* [WHAT THE EXERCISE ASKS]
Convert the lines of the records, from the start through the line containing "carousel-dot-1[interactable] xyxy=(619,385,626,392)", into a JSON list of strings with one string per line, leaving out blank lines.

* [RECORDS TO PROCESS]
▼▼▼

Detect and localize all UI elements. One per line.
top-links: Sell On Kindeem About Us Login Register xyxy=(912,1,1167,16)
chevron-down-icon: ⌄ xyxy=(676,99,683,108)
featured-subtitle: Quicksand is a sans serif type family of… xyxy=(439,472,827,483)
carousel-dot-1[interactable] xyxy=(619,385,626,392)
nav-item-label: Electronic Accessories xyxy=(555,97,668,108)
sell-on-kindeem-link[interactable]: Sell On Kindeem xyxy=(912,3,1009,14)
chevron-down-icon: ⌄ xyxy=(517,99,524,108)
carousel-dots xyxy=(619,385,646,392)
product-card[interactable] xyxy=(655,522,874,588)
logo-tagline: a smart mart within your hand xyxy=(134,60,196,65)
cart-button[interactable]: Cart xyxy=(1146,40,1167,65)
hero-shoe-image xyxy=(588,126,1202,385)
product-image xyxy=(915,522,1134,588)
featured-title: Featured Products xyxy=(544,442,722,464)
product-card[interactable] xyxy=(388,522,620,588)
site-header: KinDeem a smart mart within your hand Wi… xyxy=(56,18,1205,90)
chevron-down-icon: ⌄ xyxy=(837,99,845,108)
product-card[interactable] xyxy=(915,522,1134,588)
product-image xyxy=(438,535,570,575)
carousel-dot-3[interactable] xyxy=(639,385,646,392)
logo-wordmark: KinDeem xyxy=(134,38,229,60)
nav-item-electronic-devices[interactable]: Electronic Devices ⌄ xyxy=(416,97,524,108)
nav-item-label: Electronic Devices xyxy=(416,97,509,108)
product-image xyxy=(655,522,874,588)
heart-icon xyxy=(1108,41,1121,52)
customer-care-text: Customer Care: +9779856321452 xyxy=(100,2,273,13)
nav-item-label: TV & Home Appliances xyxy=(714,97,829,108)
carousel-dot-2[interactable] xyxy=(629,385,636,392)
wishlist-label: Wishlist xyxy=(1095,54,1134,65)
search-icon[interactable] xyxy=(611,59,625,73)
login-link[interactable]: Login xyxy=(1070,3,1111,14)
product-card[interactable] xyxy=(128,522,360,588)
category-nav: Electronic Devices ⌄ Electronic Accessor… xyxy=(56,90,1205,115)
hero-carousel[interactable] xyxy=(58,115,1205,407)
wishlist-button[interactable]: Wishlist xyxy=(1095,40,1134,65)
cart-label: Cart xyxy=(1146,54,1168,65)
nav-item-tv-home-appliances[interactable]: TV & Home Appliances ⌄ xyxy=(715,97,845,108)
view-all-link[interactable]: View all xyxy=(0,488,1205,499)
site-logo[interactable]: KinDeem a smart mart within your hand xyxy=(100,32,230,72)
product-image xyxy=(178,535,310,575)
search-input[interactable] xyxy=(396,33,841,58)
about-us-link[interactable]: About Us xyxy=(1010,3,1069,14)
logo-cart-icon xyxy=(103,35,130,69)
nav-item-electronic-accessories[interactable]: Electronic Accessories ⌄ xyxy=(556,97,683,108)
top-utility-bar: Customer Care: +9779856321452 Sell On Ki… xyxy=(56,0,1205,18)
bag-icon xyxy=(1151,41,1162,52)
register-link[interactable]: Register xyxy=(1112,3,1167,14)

▲▲▲

* [REPLY]
[
  "Detect and localize all UI elements. One per line.",
  "top-links: Sell On Kindeem About Us Login Register xyxy=(912,1,1167,16)",
  "chevron-down-icon: ⌄ xyxy=(676,99,683,108)",
  "featured-subtitle: Quicksand is a sans serif type family of… xyxy=(439,472,827,483)",
  "carousel-dot-1[interactable] xyxy=(619,385,626,392)"
]